_Data lines_:
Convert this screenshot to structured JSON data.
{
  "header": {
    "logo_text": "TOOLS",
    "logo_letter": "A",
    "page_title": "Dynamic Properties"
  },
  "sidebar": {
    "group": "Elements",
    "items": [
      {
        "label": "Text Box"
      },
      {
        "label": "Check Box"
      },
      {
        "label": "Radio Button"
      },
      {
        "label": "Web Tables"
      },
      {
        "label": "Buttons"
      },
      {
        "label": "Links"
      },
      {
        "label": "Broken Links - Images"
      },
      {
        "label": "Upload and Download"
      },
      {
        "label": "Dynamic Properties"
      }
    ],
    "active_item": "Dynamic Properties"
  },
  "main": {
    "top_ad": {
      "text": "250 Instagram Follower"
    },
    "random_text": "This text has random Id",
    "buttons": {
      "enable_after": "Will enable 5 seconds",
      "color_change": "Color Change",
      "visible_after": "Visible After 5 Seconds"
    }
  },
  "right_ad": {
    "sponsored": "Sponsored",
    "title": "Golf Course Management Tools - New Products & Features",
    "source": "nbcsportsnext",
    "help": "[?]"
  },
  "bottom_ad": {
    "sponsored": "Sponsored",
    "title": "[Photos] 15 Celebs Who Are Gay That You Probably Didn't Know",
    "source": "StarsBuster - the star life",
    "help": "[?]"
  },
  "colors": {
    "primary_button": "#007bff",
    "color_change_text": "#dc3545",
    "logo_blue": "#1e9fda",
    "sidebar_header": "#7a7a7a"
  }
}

_Task goal_: Determine how many lines of the records above contain the word "Links", and report only that number.

_Response to this exercise_: 2